> **MATERIAL SUPPLIED**
•••

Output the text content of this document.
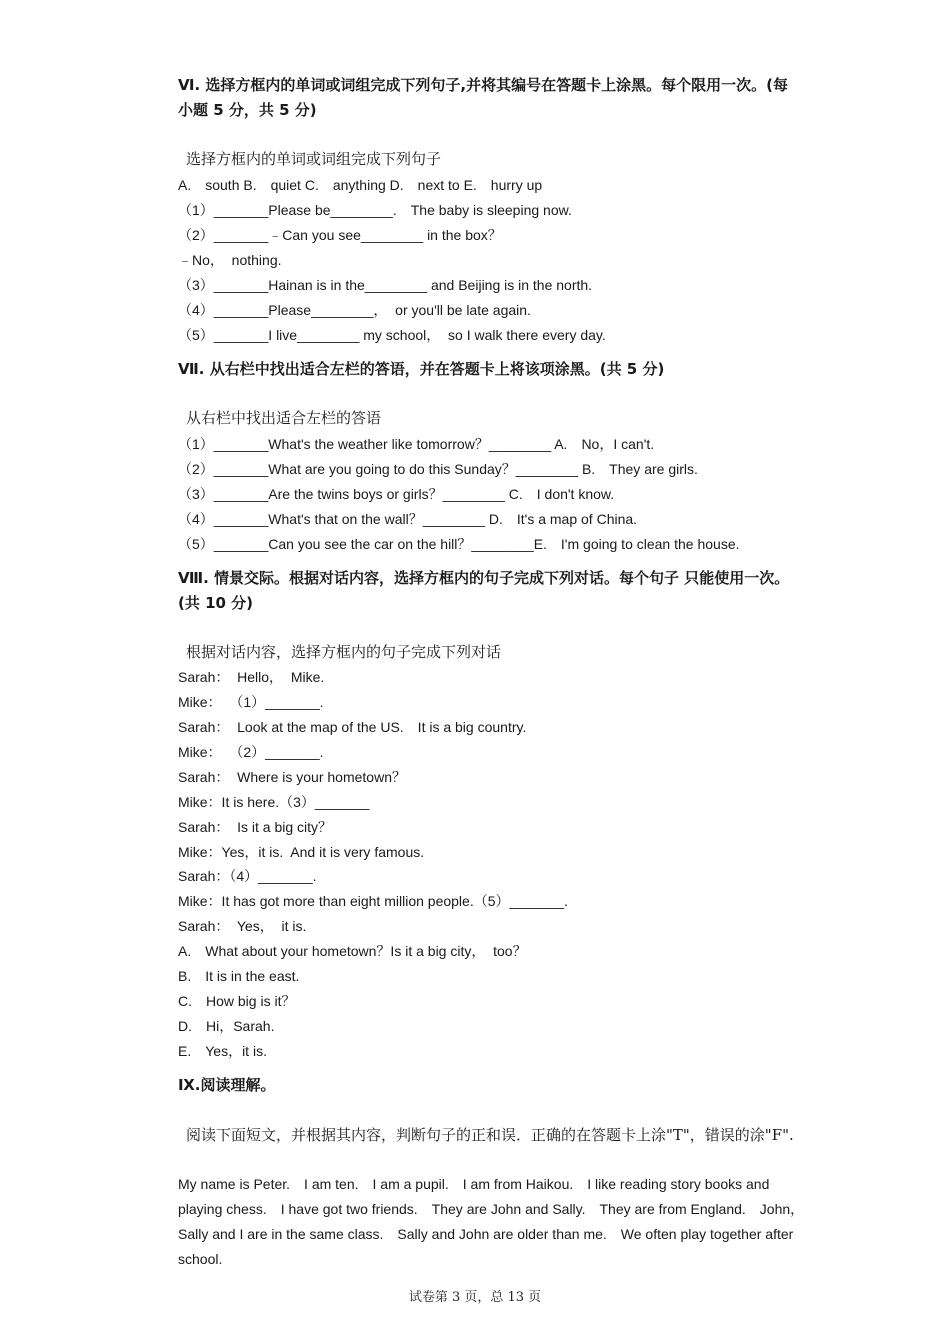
Ⅵ. 选择方框内的单词或词组完成下列句子,并将其编号在答题卡上涂黑。每个限用一次。(每小题 5 分，共 5 分)
选择方框内的单词或词组完成下列句子
A.　south B.　quiet C.　anything D.　next to E.　hurry up
（1）_______Please be________.　The baby is sleeping now.
（2）_______﹣Can you see________ in the box？
﹣No，  nothing.
（3）_______Hainan is in the________ and Beijing is in the north.
（4）_______Please________，  or you'll be late again.
（5）_______I live________ my school，  so I walk there every day.
Ⅶ. 从右栏中找出适合左栏的答语，并在答题卡上将该项涂黑。(共 5 分)
从右栏中找出适合左栏的答语
（1）_______What's the weather like tomorrow？________ A.　No，I can't.
（2）_______What are you going to do this Sunday？________ B.　They are girls.
（3）_______Are the twins boys or girls？________ C.　I don't know.
（4）_______What's that on the wall？________ D.　It's a map of China.
（5）_______Can you see the car on the hill？________E.　I'm going to clean the house.
Ⅷ. 情景交际。根据对话内容，选择方框内的句子完成下列对话。每个句子 只能使用一次。(共 10 分)
根据对话内容，选择方框内的句子完成下列对话
Sarah：  Hello，  Mike.
Mike：  （1）_______.
Sarah：  Look at the map of the US.　It is a big country.
Mike：  （2）_______.
Sarah：  Where is your hometown？
Mike：It is here.（3）_______
Sarah：  Is it a big city？
Mike：Yes，it is.  And it is very famous.
Sarah：（4）_______.
Mike：It has got more than eight million people.（5）_______.
Sarah：  Yes，  it is.
A.　What about your hometown？Is it a big city，  too？
B.　It is in the east.
C.　How big is it？
D.　Hi，Sarah.
E.　Yes，it is.
Ⅸ.阅读理解。
阅读下面短文，并根据其内容，判断句子的正和误．正确的在答题卡上涂"T"，错误的涂"F".
My name is Peter.　I am ten.　I am a pupil.　I am from Haikou.　I like reading story books and playing chess.　I have got two friends.　They are John and Sally.　They are from England.　John， Sally and I are in the same class.　Sally and John are older than me.　We often play together after school.
试卷第 3 页，总 13 页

•••

> **GOAL**
Look through the entries and find each line that has the string "选择方框内的单词或词组完成下列句子". Copy those lines.

> **THE SOLUTION**
Ⅵ. 选择方框内的单词或词组完成下列句子,并将其编号在答题卡上涂黑。每个限用一次。(每小题 5 分，共 5 分)
选择方框内的单词或词组完成下列句子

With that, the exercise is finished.